▸ WHAT THE TASK REQUIRES
Please rewrite the data from the start through the line containing "d133-cell: 110 [310,585,385,619]", substituting "retract-cell" for "pull-cell" and leaving everything else unchanged.

-- begin THE DATA --

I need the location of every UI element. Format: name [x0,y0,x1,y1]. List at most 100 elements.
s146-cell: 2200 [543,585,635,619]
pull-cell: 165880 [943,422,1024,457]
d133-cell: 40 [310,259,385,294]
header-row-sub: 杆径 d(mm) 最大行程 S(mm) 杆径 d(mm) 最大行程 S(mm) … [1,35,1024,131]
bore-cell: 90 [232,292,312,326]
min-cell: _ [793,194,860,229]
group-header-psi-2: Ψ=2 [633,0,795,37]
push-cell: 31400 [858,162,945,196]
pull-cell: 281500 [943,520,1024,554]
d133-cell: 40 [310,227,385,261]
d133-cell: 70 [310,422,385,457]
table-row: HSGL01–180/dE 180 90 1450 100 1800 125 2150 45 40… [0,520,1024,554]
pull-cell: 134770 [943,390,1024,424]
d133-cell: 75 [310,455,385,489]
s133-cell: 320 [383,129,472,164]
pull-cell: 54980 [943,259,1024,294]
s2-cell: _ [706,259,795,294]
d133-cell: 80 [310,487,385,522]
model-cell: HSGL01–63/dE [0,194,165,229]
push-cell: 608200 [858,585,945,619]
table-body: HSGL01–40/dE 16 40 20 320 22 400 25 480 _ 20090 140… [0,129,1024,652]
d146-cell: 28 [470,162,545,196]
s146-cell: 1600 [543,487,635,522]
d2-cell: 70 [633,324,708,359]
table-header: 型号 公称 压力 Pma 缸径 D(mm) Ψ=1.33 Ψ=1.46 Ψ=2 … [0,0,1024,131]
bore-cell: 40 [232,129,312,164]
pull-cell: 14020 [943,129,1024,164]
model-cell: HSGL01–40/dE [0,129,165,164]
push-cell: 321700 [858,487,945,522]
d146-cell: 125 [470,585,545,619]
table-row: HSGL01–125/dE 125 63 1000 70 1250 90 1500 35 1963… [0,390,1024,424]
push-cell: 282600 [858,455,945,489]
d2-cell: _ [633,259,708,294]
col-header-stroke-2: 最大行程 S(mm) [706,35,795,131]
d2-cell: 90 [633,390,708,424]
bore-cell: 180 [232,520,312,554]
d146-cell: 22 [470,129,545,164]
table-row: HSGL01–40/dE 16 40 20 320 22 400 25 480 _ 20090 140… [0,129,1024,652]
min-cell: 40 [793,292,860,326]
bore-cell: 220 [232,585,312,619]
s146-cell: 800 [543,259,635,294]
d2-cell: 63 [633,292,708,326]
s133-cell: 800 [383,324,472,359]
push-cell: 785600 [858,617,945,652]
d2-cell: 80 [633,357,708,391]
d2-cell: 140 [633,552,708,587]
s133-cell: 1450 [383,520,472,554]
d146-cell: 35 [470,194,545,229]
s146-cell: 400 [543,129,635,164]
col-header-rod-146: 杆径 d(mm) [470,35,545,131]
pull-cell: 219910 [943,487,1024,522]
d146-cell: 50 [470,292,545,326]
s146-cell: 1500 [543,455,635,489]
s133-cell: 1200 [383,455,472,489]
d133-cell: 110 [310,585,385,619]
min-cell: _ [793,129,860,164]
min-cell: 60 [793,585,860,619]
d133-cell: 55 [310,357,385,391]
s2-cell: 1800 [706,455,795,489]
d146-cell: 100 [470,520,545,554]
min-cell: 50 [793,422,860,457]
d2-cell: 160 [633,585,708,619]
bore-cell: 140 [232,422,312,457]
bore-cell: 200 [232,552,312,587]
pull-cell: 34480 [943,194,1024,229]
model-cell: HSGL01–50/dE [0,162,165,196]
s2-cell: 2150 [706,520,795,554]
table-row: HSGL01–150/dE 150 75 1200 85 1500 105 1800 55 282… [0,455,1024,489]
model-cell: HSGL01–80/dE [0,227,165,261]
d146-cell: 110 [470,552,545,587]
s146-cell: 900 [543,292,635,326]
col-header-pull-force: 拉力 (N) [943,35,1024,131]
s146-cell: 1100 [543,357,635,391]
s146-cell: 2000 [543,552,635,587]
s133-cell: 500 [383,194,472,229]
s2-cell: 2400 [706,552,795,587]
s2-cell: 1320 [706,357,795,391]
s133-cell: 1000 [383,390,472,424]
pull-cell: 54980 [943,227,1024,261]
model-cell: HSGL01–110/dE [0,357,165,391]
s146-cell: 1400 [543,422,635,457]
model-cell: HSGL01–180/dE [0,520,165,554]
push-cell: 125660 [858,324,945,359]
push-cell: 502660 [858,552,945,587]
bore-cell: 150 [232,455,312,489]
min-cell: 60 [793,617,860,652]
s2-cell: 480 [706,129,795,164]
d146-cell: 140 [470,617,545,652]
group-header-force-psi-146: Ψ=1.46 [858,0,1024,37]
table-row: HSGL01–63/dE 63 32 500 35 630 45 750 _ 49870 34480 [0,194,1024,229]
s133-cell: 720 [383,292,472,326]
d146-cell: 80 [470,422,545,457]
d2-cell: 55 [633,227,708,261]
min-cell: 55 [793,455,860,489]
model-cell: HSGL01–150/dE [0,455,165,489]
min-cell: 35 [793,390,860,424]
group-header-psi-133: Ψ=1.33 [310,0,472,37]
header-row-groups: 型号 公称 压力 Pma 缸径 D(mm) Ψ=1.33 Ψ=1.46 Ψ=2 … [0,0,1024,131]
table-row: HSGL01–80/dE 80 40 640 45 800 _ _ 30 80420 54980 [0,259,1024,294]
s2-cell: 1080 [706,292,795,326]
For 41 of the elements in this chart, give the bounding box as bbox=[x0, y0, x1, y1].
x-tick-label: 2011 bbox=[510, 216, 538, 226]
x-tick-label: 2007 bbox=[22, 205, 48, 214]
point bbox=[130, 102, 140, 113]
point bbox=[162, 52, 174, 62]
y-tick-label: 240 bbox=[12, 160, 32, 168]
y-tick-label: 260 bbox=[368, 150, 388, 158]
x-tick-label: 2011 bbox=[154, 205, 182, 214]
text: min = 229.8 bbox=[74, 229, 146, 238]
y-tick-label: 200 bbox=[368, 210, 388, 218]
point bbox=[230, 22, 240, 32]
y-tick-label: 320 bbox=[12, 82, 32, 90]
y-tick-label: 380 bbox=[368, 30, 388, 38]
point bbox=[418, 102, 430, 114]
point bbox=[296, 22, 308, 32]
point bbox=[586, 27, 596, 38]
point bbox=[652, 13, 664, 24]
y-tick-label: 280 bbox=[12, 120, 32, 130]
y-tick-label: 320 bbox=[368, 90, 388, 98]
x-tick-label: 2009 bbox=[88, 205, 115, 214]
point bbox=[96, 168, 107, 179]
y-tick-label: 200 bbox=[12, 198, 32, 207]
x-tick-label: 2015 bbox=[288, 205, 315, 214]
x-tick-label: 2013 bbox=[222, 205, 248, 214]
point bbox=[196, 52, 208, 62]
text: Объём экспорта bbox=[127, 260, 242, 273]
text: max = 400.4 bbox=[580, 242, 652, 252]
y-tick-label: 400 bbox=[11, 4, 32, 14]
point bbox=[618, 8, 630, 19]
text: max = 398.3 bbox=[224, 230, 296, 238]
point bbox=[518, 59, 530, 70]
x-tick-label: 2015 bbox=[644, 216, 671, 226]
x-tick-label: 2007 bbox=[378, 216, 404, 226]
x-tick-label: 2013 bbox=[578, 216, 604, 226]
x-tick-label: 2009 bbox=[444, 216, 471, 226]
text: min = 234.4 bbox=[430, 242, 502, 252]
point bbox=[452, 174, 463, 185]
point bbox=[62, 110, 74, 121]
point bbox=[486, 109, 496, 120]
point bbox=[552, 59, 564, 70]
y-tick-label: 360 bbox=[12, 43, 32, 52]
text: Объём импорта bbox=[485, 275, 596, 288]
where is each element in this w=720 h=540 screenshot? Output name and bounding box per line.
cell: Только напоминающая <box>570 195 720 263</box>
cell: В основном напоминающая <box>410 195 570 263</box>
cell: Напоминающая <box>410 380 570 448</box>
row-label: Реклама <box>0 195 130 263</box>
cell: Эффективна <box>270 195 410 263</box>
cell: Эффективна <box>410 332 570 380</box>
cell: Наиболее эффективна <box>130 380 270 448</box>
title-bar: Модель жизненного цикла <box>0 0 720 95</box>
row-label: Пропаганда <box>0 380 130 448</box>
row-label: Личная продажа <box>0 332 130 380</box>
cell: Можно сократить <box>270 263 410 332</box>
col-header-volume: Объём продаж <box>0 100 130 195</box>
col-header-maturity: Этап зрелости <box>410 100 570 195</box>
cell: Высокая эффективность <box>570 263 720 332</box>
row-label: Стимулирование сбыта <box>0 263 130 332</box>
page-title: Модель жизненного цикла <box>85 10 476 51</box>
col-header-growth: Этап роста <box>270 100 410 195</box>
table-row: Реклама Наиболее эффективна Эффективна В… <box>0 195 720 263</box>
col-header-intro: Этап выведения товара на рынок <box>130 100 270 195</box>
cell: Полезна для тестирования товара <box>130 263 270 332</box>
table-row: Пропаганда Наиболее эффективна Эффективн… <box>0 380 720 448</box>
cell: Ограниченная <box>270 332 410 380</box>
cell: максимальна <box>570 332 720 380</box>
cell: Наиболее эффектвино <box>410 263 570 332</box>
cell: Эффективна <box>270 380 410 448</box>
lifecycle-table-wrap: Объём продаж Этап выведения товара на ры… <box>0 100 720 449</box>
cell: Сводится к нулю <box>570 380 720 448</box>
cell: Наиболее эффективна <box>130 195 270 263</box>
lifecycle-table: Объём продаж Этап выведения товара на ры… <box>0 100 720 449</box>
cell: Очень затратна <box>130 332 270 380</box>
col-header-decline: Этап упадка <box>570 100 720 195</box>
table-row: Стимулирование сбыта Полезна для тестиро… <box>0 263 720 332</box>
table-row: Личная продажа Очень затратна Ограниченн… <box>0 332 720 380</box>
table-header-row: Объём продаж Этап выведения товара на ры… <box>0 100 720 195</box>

-- end THE DATA --

▸ EXERCISE OUTPUT
I need the location of every UI element. Format: name [x0,y0,x1,y1]. List at most 100 elements.
s146-cell: 2200 [543,585,635,619]
retract-cell: 165880 [943,422,1024,457]
d133-cell: 40 [310,259,385,294]
header-row-sub: 杆径 d(mm) 最大行程 S(mm) 杆径 d(mm) 最大行程 S(mm) … [1,35,1024,131]
bore-cell: 90 [232,292,312,326]
min-cell: _ [793,194,860,229]
group-header-psi-2: Ψ=2 [633,0,795,37]
push-cell: 31400 [858,162,945,196]
retract-cell: 281500 [943,520,1024,554]
d133-cell: 40 [310,227,385,261]
d133-cell: 70 [310,422,385,457]
table-row: HSGL01–180/dE 180 90 1450 100 1800 125 2150 45 40… [0,520,1024,554]
retract-cell: 134770 [943,390,1024,424]
d133-cell: 75 [310,455,385,489]
s133-cell: 320 [383,129,472,164]
retract-cell: 54980 [943,259,1024,294]
s2-cell: _ [706,259,795,294]
d133-cell: 80 [310,487,385,522]
model-cell: HSGL01–63/dE [0,194,165,229]
push-cell: 608200 [858,585,945,619]
table-body: HSGL01–40/dE 16 40 20 320 22 400 25 480 _ 20090 140… [0,129,1024,652]
d146-cell: 28 [470,162,545,196]
s146-cell: 1600 [543,487,635,522]
d2-cell: 70 [633,324,708,359]
table-header: 型号 公称 压力 Pma 缸径 D(mm) Ψ=1.33 Ψ=1.46 Ψ=2 … [0,0,1024,131]
bore-cell: 40 [232,129,312,164]
retract-cell: 14020 [943,129,1024,164]
model-cell: HSGL01–40/dE [0,129,165,164]
push-cell: 321700 [858,487,945,522]
d146-cell: 125 [470,585,545,619]
table-row: HSGL01–125/dE 125 63 1000 70 1250 90 1500 35 1963… [0,390,1024,424]
push-cell: 282600 [858,455,945,489]
d2-cell: _ [633,259,708,294]
col-header-stroke-2: 最大行程 S(mm) [706,35,795,131]
d2-cell: 90 [633,390,708,424]
bore-cell: 180 [232,520,312,554]
d146-cell: 22 [470,129,545,164]
table-row: HSGL01–40/dE 16 40 20 320 22 400 25 480 _ 20090 140… [0,129,1024,652]
min-cell: 40 [793,292,860,326]
bore-cell: 220 [232,585,312,619]
s146-cell: 800 [543,259,635,294]
d2-cell: 63 [633,292,708,326]
s133-cell: 800 [383,324,472,359]
push-cell: 785600 [858,617,945,652]
d2-cell: 80 [633,357,708,391]
d2-cell: 140 [633,552,708,587]
s133-cell: 1450 [383,520,472,554]
d146-cell: 35 [470,194,545,229]
s146-cell: 400 [543,129,635,164]
col-header-rod-146: 杆径 d(mm) [470,35,545,131]
retract-cell: 219910 [943,487,1024,522]
d146-cell: 50 [470,292,545,326]
s146-cell: 1500 [543,455,635,489]
s133-cell: 1200 [383,455,472,489]
d133-cell: 110 [310,585,385,619]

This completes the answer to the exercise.